Find the lines that hold the word "give" and return them.

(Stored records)
....

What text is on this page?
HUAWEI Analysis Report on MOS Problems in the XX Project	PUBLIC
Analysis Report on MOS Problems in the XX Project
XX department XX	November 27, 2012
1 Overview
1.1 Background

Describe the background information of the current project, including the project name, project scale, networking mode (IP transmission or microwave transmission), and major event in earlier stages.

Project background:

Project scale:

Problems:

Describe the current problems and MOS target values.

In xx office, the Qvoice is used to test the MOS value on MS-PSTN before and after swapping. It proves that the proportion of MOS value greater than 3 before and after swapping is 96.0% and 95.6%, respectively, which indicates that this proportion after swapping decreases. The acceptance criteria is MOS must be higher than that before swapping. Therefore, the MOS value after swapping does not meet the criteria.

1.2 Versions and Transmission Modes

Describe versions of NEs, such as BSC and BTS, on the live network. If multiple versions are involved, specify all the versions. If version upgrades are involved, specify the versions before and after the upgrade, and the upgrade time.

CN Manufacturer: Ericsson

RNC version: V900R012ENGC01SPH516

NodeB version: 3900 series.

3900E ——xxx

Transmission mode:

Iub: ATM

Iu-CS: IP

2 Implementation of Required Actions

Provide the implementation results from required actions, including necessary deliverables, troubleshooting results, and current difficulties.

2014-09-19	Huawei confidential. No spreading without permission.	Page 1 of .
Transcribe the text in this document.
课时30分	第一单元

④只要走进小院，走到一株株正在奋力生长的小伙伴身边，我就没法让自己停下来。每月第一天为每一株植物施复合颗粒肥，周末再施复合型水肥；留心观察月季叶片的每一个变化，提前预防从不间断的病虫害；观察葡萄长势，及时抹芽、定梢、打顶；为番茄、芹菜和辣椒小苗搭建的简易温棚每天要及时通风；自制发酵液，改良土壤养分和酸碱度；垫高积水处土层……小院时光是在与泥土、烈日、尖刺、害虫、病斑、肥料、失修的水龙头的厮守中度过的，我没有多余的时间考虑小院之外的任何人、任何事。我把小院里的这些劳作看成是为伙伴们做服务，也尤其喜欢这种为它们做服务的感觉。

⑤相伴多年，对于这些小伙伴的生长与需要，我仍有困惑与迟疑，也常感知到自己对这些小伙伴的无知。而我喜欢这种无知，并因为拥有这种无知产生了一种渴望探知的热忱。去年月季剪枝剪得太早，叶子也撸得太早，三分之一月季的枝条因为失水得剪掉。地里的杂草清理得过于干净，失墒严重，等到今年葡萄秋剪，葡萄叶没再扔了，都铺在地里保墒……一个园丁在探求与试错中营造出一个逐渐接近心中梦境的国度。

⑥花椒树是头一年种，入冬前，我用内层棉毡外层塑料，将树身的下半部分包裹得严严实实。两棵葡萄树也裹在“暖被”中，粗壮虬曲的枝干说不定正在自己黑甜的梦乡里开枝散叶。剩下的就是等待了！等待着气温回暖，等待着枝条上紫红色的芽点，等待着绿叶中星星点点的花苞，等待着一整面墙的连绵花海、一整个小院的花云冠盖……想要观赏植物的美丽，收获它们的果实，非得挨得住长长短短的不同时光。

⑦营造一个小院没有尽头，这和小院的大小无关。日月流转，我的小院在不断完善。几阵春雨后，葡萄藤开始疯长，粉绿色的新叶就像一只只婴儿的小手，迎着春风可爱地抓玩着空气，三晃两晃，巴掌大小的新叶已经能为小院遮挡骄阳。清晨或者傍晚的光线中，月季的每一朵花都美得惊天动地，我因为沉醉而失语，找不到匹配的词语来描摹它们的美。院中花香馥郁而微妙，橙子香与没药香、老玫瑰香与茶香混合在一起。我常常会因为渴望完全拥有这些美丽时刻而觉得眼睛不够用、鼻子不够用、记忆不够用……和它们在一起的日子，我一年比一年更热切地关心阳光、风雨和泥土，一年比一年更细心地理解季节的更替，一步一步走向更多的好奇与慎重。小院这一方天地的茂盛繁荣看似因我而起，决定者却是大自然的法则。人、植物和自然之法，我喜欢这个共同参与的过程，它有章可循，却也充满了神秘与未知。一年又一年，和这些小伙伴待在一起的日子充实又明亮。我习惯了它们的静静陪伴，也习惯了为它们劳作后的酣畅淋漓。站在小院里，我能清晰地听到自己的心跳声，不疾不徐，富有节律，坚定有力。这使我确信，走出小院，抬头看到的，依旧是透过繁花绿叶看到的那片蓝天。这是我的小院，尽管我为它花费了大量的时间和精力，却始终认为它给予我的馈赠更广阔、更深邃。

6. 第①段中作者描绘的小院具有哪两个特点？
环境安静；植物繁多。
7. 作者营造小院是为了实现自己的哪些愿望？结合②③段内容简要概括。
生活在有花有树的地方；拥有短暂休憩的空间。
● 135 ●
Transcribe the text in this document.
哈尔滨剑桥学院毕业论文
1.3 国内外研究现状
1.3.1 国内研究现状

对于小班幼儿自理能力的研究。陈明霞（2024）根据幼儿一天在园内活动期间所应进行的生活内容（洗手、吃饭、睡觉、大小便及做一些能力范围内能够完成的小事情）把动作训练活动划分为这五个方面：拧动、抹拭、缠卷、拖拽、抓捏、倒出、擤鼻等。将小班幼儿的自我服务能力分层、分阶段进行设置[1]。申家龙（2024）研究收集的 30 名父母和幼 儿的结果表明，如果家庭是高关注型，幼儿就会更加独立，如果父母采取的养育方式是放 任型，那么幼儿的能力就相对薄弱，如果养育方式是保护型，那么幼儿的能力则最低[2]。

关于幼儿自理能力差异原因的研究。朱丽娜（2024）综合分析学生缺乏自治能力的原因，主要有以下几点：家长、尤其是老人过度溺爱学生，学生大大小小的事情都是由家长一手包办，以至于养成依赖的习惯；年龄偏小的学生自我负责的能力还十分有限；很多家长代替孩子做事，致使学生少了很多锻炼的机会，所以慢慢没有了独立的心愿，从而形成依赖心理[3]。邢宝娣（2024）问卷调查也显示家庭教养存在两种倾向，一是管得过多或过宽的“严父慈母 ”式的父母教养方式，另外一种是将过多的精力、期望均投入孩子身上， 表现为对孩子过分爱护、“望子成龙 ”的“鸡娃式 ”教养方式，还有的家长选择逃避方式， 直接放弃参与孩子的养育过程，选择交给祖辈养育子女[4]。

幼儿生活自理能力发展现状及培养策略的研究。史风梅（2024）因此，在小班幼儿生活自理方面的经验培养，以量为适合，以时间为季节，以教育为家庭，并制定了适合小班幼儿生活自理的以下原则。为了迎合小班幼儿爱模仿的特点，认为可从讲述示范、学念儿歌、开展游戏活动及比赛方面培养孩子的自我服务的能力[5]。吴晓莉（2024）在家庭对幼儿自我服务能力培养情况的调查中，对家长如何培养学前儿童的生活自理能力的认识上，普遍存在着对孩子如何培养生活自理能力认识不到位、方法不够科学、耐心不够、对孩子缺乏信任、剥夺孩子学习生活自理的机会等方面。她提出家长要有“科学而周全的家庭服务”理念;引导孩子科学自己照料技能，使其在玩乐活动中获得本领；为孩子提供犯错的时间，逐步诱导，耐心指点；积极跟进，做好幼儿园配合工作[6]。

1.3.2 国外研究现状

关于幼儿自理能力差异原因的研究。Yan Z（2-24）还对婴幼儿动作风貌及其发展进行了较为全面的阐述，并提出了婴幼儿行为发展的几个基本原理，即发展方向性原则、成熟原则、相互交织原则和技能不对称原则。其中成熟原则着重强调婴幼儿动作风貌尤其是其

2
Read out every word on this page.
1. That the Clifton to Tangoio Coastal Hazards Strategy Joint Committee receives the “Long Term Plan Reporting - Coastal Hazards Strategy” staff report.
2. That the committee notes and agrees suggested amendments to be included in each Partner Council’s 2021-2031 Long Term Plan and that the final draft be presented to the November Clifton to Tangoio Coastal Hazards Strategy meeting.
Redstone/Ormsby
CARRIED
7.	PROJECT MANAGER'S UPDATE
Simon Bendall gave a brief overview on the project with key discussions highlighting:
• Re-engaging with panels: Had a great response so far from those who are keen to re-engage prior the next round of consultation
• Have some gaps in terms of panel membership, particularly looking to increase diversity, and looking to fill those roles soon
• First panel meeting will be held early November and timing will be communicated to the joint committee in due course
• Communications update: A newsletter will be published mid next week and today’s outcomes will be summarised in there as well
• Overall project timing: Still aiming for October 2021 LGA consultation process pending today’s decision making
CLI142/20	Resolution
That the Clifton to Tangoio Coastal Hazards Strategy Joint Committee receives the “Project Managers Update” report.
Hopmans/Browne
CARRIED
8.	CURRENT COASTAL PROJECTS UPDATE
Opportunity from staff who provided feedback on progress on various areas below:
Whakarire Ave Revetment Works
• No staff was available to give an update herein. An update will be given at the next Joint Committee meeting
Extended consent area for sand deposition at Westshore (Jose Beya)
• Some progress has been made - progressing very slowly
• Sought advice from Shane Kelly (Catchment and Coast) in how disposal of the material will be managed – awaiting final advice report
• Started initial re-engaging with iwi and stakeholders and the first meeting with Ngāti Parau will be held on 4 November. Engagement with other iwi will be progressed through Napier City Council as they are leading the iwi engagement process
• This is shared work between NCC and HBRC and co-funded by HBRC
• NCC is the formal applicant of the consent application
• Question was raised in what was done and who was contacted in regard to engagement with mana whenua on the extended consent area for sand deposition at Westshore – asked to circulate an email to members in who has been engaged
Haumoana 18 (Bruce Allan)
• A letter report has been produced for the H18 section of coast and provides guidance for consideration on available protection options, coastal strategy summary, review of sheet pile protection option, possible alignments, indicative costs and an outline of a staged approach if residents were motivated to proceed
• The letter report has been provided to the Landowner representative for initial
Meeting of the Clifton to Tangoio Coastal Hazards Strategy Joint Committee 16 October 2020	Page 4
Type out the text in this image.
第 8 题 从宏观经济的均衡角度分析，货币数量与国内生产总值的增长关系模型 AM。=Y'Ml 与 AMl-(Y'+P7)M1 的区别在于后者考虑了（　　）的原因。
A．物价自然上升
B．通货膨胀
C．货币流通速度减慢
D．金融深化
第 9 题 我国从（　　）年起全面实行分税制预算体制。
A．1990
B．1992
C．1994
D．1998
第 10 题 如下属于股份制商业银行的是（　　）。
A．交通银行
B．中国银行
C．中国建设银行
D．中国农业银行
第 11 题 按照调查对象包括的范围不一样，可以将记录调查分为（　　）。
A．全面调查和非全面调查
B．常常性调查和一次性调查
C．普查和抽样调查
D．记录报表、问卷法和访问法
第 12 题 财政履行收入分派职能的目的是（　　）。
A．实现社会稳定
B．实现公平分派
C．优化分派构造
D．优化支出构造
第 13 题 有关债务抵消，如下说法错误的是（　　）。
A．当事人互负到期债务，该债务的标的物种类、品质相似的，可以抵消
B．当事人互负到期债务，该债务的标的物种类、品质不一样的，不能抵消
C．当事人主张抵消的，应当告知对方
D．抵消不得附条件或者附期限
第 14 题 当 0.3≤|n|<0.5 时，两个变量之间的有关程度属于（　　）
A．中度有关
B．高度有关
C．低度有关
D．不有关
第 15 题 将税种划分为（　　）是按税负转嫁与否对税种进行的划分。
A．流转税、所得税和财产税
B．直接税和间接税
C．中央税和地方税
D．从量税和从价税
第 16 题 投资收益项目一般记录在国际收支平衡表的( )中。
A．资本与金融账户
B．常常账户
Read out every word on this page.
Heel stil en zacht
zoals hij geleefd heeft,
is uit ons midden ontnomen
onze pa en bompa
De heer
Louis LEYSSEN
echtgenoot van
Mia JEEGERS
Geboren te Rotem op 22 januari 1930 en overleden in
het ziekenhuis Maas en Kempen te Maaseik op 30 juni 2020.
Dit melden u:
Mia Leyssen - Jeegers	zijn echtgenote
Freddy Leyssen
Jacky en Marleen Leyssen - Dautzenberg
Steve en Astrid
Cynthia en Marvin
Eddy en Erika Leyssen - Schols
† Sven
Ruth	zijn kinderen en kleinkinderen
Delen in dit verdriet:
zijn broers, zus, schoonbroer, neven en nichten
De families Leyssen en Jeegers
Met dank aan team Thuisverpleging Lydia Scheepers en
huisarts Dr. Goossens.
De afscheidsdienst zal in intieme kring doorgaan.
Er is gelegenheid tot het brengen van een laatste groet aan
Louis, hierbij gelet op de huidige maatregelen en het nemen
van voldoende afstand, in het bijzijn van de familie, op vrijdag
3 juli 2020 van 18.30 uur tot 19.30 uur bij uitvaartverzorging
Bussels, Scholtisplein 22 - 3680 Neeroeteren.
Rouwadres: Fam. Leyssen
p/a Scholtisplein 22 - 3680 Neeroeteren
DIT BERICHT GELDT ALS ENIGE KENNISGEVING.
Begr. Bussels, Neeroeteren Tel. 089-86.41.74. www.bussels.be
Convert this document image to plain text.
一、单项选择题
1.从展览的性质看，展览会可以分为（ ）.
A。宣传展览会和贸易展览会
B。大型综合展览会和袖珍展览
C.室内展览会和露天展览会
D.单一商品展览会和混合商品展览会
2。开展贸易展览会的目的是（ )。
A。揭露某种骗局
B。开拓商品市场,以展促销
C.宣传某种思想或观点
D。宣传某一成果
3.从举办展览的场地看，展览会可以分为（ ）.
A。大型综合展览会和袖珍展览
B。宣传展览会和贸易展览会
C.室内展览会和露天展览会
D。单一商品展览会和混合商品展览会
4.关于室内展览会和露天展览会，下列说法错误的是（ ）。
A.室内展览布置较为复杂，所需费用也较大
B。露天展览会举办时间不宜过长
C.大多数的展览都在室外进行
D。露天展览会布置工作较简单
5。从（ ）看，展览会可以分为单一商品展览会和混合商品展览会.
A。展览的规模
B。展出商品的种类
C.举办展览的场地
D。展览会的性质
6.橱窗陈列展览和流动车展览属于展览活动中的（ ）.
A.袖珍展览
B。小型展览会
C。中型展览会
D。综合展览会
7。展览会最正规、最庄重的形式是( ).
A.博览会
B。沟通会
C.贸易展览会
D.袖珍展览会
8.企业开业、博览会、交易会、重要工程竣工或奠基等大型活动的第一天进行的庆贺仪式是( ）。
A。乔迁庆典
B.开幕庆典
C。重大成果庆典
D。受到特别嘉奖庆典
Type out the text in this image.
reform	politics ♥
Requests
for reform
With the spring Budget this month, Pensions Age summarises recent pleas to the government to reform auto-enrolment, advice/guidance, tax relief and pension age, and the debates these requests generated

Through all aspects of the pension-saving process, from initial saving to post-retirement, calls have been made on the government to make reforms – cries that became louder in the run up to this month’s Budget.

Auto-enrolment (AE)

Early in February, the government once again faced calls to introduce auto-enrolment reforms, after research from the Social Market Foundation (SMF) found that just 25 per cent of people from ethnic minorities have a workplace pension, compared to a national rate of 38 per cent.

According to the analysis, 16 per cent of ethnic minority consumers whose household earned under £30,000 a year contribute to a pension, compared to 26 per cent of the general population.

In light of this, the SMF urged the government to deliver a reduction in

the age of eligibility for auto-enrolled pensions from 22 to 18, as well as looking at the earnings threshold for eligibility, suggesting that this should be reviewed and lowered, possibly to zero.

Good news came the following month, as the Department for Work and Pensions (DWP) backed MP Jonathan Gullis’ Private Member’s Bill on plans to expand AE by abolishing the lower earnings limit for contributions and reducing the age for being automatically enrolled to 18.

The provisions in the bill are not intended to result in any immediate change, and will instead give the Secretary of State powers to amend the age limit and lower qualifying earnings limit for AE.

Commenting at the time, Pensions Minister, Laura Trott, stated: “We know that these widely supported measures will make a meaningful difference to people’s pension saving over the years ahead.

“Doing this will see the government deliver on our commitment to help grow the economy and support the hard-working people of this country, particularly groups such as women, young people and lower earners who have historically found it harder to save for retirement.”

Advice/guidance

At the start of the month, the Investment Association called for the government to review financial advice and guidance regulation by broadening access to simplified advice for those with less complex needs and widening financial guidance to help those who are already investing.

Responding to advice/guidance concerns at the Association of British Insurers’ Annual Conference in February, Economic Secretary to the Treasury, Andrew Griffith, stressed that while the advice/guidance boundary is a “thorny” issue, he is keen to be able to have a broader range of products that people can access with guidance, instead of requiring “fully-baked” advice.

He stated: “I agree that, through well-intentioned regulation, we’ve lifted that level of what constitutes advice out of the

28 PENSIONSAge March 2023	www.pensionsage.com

....

§ **Answer**
• No staff was available to give an update herein. An update will be given at the next Joint Committee meeting
The provisions in the bill are not intended to result in any immediate change, and will instead give the Secretary of State powers to amend the age limit and lower qualifying earnings limit for AE.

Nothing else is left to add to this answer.